**TO BE DONE**:
Please count the lines below that contain the word "JSON", and reply with that number alone.

**EXTRACTED INFORMATION**:
-------------------------

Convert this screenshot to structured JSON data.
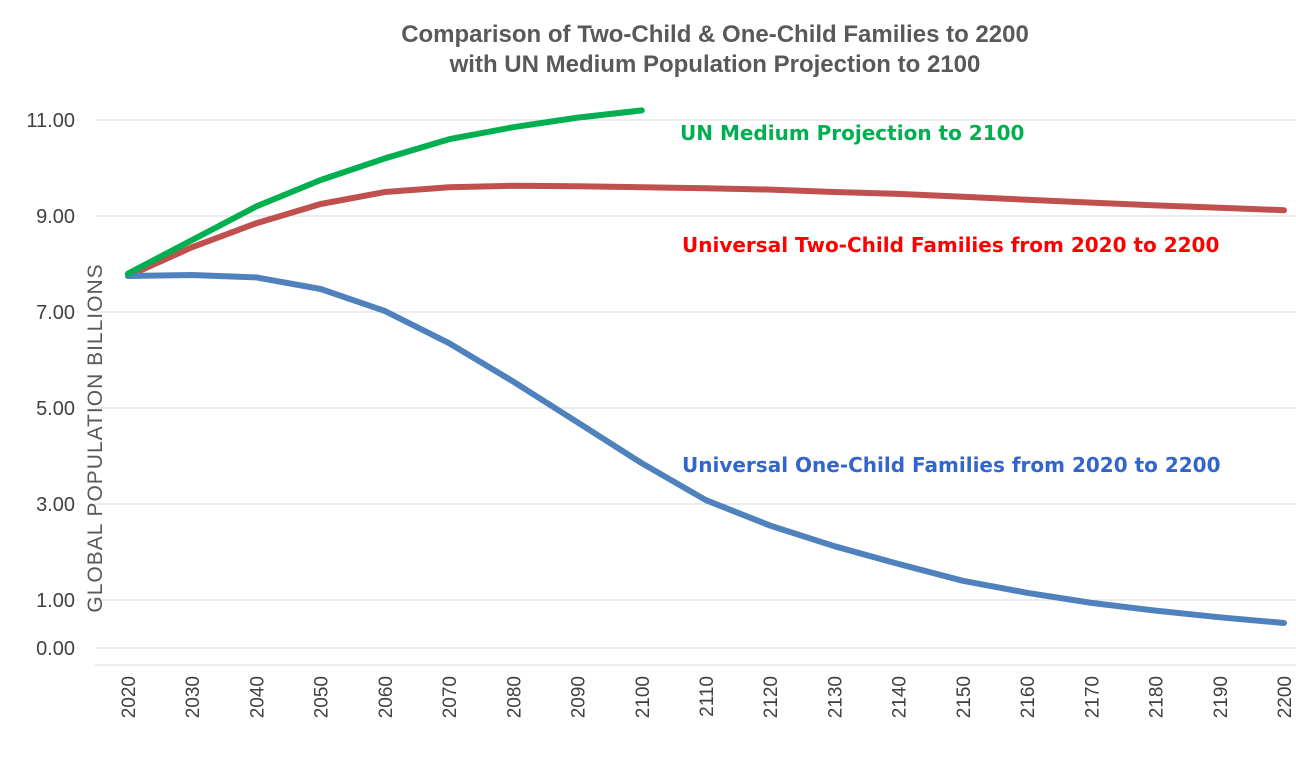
{
  "chart_data": {
    "type": "line",
    "title_line1": "Comparison of Two-Child & One-Child Families to 2200",
    "title_line2": "with UN Medium Population Projection to 2100",
    "ylabel": "GLOBAL POPULATION  BILLIONS",
    "xlabel": "",
    "x": [
      2020,
      2030,
      2040,
      2050,
      2060,
      2070,
      2080,
      2090,
      2100,
      2110,
      2120,
      2130,
      2140,
      2150,
      2160,
      2170,
      2180,
      2190,
      2200
    ],
    "y_ticks": [
      "0.00",
      "1.00",
      "3.00",
      "5.00",
      "7.00",
      "9.00",
      "11.00"
    ],
    "ylim": [
      0,
      11
    ],
    "grid": true,
    "series": [
      {
        "name": "UN Medium Projection to 2100",
        "color": "#00b050",
        "values": [
          7.8,
          8.5,
          9.2,
          9.75,
          10.2,
          10.6,
          10.85,
          11.05,
          11.2,
          null,
          null,
          null,
          null,
          null,
          null,
          null,
          null,
          null,
          null
        ]
      },
      {
        "name": "Universal Two-Child Families from 2020 to 2200",
        "color": "#c0504d",
        "label_color": "#ff0000",
        "values": [
          7.75,
          8.35,
          8.85,
          9.25,
          9.5,
          9.6,
          9.63,
          9.62,
          9.6,
          9.58,
          9.55,
          9.5,
          9.46,
          9.4,
          9.34,
          9.28,
          9.22,
          9.17,
          9.12
        ]
      },
      {
        "name": "Universal One-Child Families from 2020 to 2200",
        "color": "#4f81bd",
        "label_color": "#3366cc",
        "values": [
          7.75,
          7.77,
          7.72,
          7.48,
          7.02,
          6.35,
          5.55,
          4.7,
          3.85,
          3.08,
          2.55,
          2.12,
          1.75,
          1.4,
          1.15,
          0.94,
          0.78,
          0.64,
          0.52
        ]
      }
    ]
  }
}
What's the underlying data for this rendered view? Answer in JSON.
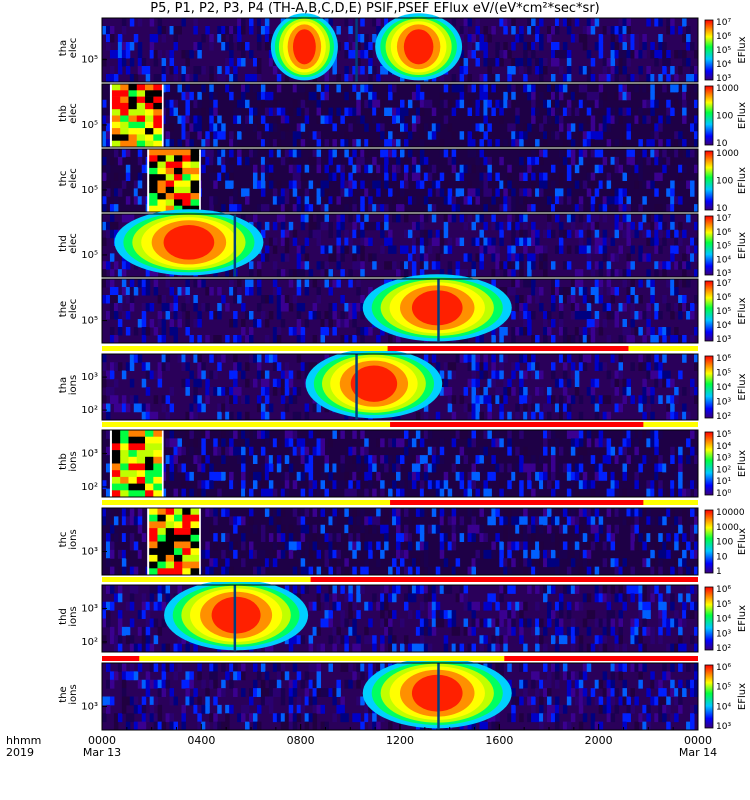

-------------------------

**IN RESPONSE**:
2